** Extracted records **
====

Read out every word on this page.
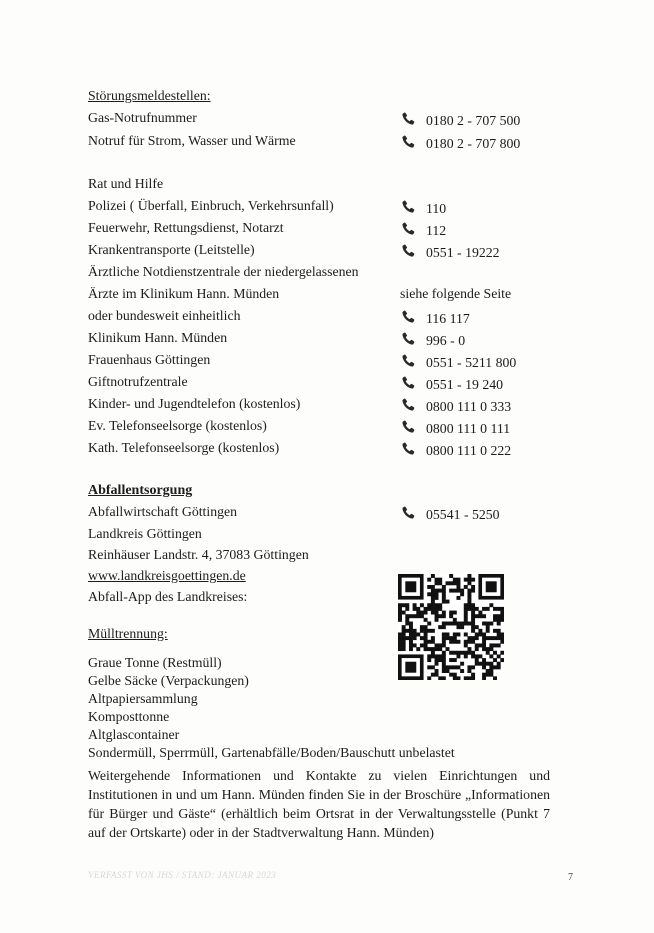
Störungsmeldestellen:
Gas-Notrufnummer	0180 2 - 707 500
Notruf für Strom, Wasser und Wärme	0180 2 - 707 800
Rat und Hilfe
Polizei ( Überfall, Einbruch, Verkehrsunfall)	110
Feuerwehr, Rettungsdienst, Notarzt	112
Krankentransporte (Leitstelle)	0551 - 19222
Ärztliche Notdienstzentrale der niedergelassenen
Ärzte im Klinikum Hann. Münden	siehe folgende Seite
oder bundesweit einheitlich	116 117
Klinikum Hann. Münden	996 - 0
Frauenhaus Göttingen	0551 - 5211 800
Giftnotrufzentrale	0551 - 19 240
Kinder- und Jugendtelefon (kostenlos)	0800 111 0 333
Ev. Telefonseelsorge (kostenlos)	0800 111 0 111
Kath. Telefonseelsorge (kostenlos)	0800 111 0 222
Abfallentsorgung
Abfallwirtschaft Göttingen	05541 - 5250
Landkreis Göttingen
Reinhäuser Landstr. 4, 37083 Göttingen
www.landkreisgoettingen.de
Abfall-App des Landkreises:
Mülltrennung:
Graue Tonne (Restmüll)
Gelbe Säcke (Verpackungen)
Altpapiersammlung
Komposttonne
Altglascontainer
Sondermüll, Sperrmüll, Gartenabfälle/Boden/Bauschutt unbelastet
Weitergehende Informationen und Kontakte zu vielen Einrichtungen und Institutionen in und um Hann. Münden finden Sie in der Broschüre „Informationen für Bürger und Gäste“ (erhältlich beim Ortsrat in der Verwaltungsstelle (Punkt 7 auf der Ortskarte) oder in der Stadtverwaltung Hann. Münden)
VERFASST VON JHS / STAND: JANUAR 2023	7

====

In the entries above, find every line with the word "Münden" and list it.

Ärzte im Klinikum Hann. Münden	siehe folgende Seite
Klinikum Hann. Münden	996 - 0
Weitergehende Informationen und Kontakte zu vielen Einrichtungen und Institutionen in und um Hann. Münden finden Sie in der Broschüre „Informationen für Bürger und Gäste“ (erhältlich beim Ortsrat in der Verwaltungsstelle (Punkt 7 auf der Ortskarte) oder in der Stadtverwaltung Hann. Münden)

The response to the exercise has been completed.